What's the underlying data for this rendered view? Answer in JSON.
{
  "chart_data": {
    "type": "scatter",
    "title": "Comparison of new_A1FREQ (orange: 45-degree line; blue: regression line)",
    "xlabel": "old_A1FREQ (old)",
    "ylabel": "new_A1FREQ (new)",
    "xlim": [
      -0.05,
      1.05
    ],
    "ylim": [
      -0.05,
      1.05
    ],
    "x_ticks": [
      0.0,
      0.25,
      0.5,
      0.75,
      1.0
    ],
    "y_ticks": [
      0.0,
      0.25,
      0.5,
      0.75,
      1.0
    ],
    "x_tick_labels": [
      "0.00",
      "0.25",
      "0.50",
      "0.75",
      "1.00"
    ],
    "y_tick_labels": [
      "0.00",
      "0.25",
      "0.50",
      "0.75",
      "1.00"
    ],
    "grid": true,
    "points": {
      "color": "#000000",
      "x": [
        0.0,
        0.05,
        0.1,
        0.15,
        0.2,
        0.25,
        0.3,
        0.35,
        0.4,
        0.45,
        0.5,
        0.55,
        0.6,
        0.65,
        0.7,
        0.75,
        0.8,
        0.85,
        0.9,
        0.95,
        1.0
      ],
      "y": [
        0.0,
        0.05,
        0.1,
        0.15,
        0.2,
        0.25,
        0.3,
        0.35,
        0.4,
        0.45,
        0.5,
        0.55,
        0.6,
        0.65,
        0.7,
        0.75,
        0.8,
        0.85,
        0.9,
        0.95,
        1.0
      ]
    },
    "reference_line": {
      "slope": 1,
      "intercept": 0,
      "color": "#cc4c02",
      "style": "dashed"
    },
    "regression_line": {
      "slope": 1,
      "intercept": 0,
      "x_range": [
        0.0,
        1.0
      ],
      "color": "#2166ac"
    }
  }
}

_EXERCISE TASK:_ Transcribe every entry word for word.

_THE RESPONSE:_
What's the underlying data for this rendered view? Answer in JSON.
{
  "chart_data": {
    "type": "scatter",
    "title": "Comparison of new_A1FREQ (orange: 45-degree line; blue: regression line)",
    "xlabel": "old_A1FREQ (old)",
    "ylabel": "new_A1FREQ (new)",
    "xlim": [
      -0.05,
      1.05
    ],
    "ylim": [
      -0.05,
      1.05
    ],
    "x_ticks": [
      0.0,
      0.25,
      0.5,
      0.75,
      1.0
    ],
    "y_ticks": [
      0.0,
      0.25,
      0.5,
      0.75,
      1.0
    ],
    "x_tick_labels": [
      "0.00",
      "0.25",
      "0.50",
      "0.75",
      "1.00"
    ],
    "y_tick_labels": [
      "0.00",
      "0.25",
      "0.50",
      "0.75",
      "1.00"
    ],
    "grid": true,
    "points": {
      "color": "#000000",
      "x": [
        0.0,
        0.05,
        0.1,
        0.15,
        0.2,
        0.25,
        0.3,
        0.35,
        0.4,
        0.45,
        0.5,
        0.55,
        0.6,
        0.65,
        0.7,
        0.75,
        0.8,
        0.85,
        0.9,
        0.95,
        1.0
      ],
      "y": [
        0.0,
        0.05,
        0.1,
        0.15,
        0.2,
        0.25,
        0.3,
        0.35,
        0.4,
        0.45,
        0.5,
        0.55,
        0.6,
        0.65,
        0.7,
        0.75,
        0.8,
        0.85,
        0.9,
        0.95,
        1.0
      ]
    },
    "reference_line": {
      "slope": 1,
      "intercept": 0,
      "color": "#cc4c02",
      "style": "dashed"
    },
    "regression_line": {
      "slope": 1,
      "intercept": 0,
      "x_range": [
        0.0,
        1.0
      ],
      "color": "#2166ac"
    }
  }
}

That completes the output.